- [EXERCISE TASK]
Search the records that follow and extract every line containing the string "Proxy".

::: MATERIAL FOR THE TASK :::

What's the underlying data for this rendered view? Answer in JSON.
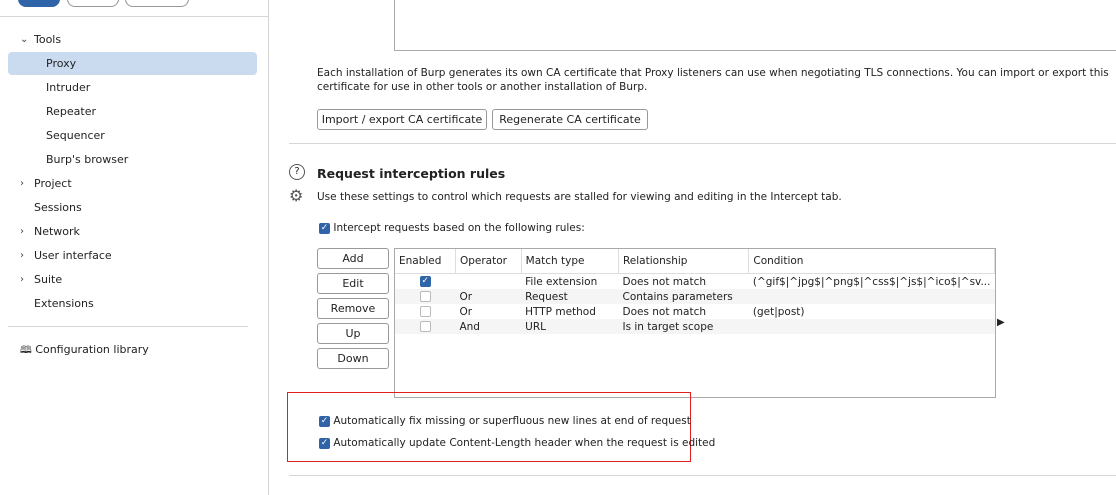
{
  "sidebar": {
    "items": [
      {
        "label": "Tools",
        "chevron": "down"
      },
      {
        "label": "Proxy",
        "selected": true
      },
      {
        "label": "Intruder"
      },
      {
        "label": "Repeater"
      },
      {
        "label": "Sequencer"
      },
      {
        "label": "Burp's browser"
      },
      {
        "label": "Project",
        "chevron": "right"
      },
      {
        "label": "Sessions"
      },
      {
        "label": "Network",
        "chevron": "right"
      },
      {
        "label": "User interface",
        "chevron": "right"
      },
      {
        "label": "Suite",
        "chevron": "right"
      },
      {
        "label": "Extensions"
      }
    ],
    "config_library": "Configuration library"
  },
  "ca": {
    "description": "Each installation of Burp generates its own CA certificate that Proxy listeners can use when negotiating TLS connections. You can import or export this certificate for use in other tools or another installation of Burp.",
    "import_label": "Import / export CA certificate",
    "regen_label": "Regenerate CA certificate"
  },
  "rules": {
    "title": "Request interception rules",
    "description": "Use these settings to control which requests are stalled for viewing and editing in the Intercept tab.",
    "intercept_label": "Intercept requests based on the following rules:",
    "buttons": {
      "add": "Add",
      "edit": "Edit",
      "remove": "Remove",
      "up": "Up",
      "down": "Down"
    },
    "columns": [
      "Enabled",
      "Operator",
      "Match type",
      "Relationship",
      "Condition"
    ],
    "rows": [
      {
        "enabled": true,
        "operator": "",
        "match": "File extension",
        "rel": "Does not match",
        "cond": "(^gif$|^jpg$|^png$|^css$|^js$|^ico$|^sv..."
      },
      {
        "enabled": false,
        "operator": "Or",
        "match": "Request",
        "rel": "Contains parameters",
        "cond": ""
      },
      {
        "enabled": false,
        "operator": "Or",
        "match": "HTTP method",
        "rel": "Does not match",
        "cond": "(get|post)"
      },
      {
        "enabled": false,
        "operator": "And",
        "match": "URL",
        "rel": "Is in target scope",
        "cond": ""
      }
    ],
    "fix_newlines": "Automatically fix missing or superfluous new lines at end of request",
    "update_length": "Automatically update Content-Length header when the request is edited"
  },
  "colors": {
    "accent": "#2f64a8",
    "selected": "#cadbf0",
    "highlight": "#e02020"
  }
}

:::

- [REPLY]
        "label": "Proxy",
    "description": "Each installation of Burp generates its own CA certificate that Proxy listeners can use when negotiating TLS connections. You can import or export this certificate for use in other tools or another installation of Burp.",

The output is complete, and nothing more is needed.